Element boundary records
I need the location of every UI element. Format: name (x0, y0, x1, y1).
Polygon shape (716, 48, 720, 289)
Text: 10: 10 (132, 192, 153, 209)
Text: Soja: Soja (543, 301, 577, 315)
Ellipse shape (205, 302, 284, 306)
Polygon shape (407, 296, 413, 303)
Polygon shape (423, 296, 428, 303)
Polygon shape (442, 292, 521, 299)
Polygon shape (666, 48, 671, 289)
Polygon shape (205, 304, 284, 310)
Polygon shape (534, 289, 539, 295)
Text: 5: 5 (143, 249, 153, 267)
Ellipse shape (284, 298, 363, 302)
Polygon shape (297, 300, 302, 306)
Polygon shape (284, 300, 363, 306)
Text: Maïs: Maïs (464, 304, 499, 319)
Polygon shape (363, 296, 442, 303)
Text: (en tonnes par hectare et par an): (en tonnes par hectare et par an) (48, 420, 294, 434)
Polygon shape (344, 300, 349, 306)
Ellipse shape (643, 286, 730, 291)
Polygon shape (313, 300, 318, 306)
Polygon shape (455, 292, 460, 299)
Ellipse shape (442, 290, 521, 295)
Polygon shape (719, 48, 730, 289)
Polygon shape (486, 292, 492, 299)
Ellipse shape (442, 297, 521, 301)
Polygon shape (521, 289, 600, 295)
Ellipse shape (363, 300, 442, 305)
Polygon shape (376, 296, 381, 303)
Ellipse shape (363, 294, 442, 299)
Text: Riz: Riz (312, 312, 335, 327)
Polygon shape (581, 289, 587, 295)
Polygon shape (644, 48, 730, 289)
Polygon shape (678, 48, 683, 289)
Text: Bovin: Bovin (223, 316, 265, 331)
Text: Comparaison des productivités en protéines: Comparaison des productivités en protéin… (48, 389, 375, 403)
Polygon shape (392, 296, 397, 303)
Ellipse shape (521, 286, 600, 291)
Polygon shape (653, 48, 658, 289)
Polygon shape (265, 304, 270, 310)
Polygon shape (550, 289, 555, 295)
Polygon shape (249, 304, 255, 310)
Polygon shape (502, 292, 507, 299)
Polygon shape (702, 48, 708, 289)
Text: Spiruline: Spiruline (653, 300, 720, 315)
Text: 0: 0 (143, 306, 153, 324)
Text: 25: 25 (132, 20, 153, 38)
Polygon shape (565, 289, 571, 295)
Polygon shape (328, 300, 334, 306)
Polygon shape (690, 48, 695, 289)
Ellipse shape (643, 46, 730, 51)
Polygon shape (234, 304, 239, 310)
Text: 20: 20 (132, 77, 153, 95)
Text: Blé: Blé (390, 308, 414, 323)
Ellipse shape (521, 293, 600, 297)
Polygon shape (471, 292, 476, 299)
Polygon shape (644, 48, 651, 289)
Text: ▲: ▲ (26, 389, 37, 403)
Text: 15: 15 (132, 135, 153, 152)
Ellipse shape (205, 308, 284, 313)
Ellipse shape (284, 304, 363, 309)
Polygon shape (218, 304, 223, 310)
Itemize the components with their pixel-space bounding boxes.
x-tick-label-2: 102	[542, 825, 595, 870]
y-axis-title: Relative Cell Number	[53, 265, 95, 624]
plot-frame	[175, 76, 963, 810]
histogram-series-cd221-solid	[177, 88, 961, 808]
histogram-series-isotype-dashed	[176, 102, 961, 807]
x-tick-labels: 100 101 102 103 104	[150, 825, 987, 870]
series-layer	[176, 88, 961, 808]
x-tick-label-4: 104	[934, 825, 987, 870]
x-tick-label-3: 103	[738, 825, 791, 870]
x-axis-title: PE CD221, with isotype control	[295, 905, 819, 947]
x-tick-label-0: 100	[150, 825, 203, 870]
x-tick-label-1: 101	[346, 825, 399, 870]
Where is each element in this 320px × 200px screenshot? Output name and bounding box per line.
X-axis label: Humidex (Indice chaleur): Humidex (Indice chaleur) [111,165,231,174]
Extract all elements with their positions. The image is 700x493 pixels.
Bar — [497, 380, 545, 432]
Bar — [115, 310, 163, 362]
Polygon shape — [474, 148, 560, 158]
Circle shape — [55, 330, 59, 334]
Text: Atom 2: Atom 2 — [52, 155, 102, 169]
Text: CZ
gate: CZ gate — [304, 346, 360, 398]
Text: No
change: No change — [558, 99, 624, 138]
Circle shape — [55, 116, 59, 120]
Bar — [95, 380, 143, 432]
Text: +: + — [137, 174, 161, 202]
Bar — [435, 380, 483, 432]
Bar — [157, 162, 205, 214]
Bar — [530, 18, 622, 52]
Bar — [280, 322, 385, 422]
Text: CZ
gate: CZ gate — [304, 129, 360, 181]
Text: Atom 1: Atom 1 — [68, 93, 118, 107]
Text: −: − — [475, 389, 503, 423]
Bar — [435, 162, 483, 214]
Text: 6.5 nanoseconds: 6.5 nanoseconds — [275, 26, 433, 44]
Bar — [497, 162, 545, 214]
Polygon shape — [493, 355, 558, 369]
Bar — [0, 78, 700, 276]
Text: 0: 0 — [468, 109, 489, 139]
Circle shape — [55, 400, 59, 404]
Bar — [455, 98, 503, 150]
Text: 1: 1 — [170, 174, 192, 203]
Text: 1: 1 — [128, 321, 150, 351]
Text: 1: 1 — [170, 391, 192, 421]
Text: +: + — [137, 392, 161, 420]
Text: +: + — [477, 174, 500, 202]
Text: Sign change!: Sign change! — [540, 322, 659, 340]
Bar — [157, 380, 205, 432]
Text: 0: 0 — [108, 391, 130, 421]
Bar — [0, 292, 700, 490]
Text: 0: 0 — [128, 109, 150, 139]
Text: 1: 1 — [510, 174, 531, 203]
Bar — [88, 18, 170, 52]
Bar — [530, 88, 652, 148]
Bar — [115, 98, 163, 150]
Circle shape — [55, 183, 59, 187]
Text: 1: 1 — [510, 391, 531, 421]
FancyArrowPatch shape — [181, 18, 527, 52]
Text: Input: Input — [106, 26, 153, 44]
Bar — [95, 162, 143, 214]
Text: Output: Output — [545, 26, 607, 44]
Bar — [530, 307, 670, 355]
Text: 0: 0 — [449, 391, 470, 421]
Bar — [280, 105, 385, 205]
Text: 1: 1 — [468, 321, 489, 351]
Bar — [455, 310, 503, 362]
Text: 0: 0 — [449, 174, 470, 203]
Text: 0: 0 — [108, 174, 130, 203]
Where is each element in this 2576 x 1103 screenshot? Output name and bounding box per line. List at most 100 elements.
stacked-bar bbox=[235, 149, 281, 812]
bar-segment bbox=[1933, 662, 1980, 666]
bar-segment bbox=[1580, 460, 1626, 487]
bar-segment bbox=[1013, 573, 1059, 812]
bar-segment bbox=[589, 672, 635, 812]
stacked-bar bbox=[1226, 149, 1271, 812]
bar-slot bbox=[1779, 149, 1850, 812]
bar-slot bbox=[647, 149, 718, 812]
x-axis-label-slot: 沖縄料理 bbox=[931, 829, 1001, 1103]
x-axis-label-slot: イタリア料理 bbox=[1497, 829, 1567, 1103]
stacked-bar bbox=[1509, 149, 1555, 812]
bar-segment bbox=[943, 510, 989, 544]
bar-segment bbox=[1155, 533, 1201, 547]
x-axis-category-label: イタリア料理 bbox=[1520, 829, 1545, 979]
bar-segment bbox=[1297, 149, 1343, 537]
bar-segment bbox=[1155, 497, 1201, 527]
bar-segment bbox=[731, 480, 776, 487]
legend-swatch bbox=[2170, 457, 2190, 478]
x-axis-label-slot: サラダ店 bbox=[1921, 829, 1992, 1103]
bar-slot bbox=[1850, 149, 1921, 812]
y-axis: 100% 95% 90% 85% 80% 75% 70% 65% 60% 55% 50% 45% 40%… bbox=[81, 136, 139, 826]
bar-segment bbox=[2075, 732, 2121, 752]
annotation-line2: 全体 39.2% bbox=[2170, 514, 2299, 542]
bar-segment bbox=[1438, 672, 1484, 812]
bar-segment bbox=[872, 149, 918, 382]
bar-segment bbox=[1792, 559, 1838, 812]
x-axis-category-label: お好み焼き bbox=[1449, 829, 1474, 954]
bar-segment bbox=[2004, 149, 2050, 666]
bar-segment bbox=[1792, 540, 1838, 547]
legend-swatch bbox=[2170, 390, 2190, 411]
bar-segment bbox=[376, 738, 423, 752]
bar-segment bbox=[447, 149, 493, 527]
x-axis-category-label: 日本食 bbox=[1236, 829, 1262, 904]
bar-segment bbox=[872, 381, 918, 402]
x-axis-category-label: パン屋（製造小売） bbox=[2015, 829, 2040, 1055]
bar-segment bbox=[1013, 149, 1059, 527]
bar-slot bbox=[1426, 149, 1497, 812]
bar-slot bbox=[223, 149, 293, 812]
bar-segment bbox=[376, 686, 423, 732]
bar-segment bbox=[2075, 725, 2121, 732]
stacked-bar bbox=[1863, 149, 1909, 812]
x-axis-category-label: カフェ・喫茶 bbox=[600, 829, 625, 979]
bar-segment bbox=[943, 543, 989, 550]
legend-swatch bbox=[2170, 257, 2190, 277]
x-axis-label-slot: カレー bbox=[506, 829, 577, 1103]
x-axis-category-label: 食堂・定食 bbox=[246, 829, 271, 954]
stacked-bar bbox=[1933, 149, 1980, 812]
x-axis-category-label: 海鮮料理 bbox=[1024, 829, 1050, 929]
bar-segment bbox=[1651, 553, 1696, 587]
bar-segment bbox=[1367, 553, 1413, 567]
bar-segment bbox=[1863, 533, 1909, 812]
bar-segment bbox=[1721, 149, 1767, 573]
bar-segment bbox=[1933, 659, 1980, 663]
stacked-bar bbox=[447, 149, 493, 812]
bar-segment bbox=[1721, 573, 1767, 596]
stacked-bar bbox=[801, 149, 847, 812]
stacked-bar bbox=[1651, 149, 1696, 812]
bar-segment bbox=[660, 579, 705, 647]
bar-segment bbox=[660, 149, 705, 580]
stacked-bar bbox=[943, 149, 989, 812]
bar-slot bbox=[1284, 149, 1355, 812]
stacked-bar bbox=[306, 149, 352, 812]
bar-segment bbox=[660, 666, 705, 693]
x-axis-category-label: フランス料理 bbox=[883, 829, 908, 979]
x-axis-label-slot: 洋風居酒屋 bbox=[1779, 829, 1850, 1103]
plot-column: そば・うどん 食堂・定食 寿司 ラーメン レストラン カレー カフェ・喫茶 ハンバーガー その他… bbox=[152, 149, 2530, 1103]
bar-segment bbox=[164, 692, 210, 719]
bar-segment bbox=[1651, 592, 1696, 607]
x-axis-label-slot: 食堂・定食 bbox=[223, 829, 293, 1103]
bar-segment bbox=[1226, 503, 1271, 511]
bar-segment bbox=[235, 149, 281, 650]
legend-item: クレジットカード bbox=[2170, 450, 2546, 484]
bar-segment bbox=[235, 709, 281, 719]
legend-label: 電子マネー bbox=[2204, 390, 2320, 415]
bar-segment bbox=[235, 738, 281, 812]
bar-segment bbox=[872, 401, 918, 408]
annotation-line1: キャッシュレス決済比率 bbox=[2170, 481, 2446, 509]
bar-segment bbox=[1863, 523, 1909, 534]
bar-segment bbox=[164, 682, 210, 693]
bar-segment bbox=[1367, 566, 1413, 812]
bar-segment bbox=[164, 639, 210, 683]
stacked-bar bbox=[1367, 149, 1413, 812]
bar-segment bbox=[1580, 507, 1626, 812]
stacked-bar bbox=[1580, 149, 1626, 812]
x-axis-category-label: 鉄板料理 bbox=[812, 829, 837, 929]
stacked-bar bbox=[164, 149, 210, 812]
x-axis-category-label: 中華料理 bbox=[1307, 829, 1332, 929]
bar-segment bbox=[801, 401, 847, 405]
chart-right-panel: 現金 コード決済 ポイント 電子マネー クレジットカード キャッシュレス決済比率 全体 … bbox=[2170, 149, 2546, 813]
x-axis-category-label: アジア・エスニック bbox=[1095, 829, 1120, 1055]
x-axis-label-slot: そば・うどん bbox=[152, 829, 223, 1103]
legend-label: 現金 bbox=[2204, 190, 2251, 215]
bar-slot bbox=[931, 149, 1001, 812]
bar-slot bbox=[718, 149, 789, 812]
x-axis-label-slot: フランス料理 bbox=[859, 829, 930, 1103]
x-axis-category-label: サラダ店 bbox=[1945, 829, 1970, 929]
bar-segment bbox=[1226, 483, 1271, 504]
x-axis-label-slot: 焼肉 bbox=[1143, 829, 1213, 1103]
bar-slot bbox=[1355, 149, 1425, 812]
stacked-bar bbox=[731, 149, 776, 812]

Problem to solve => Extract the items above word for word, starting at the very first line and ending with the line that contains "Polygon shape (407, 296, 413, 303)", including that line.

Worked answer =>
I need the location of every UI element. Format: name (x0, y0, x1, y1).
Polygon shape (716, 48, 720, 289)
Text: 10: 10 (132, 192, 153, 209)
Text: Soja: Soja (543, 301, 577, 315)
Ellipse shape (205, 302, 284, 306)
Polygon shape (407, 296, 413, 303)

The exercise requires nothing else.